Read through the records below and copy each line that uses the word "evolved".

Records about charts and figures
··········

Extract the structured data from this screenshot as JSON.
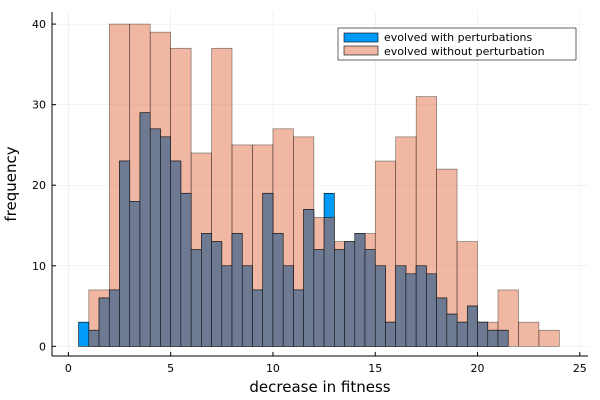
{
  "chart_data": {
    "type": "bar",
    "title": "",
    "xlabel": "decrease in fitness",
    "ylabel": "frequency",
    "xlim": [
      -0.8,
      25.4
    ],
    "ylim": [
      -1.2,
      41.5
    ],
    "x_ticks": [
      0,
      5,
      10,
      15,
      20,
      25
    ],
    "y_ticks": [
      0,
      10,
      20,
      30,
      40
    ],
    "grid": true,
    "legend_position": "top-right",
    "series": [
      {
        "name": "evolved without perturbation",
        "color": "#e26f46",
        "opacity": 0.5,
        "bin_edges": [
          1,
          2,
          3,
          4,
          5,
          6,
          7,
          8,
          9,
          10,
          11,
          12,
          13,
          14,
          15,
          16,
          17,
          18,
          19,
          20,
          21,
          22,
          23,
          24
        ],
        "values": [
          7,
          40,
          40,
          39,
          37,
          24,
          37,
          25,
          25,
          27,
          26,
          16,
          13,
          14,
          23,
          26,
          31,
          22,
          13,
          3,
          7,
          3,
          2
        ]
      },
      {
        "name": "evolved with perturbations",
        "color": "#009af9",
        "opacity": 1,
        "bin_edges": [
          0.5,
          1.0,
          1.5,
          2.0,
          2.5,
          3.0,
          3.5,
          4.0,
          4.5,
          5.0,
          5.5,
          6.0,
          6.5,
          7.0,
          7.5,
          8.0,
          8.5,
          9.0,
          9.5,
          10.0,
          10.5,
          11.0,
          11.5,
          12.0,
          12.5,
          13.0,
          13.5,
          14.0,
          14.5,
          15.0,
          15.5,
          16.0,
          16.5,
          17.0,
          17.5,
          18.0,
          18.5,
          19.0,
          19.5,
          20.0,
          20.5,
          21.0,
          21.5
        ],
        "values": [
          3,
          2,
          6,
          7,
          23,
          18,
          29,
          27,
          26,
          23,
          19,
          12,
          14,
          13,
          10,
          14,
          10,
          7,
          19,
          14,
          10,
          7,
          17,
          12,
          19,
          12,
          13,
          14,
          12,
          10,
          3,
          10,
          9,
          10,
          9,
          6,
          4,
          3,
          5,
          3,
          2,
          2
        ]
      }
    ],
    "legend_order": [
      "evolved with perturbations",
      "evolved without perturbation"
    ]
  }
}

··········

### ANSWER TO THE PROBLEM
        "name": "evolved without perturbation",
        "name": "evolved with perturbations",
      "evolved with perturbations",
      "evolved without perturbation"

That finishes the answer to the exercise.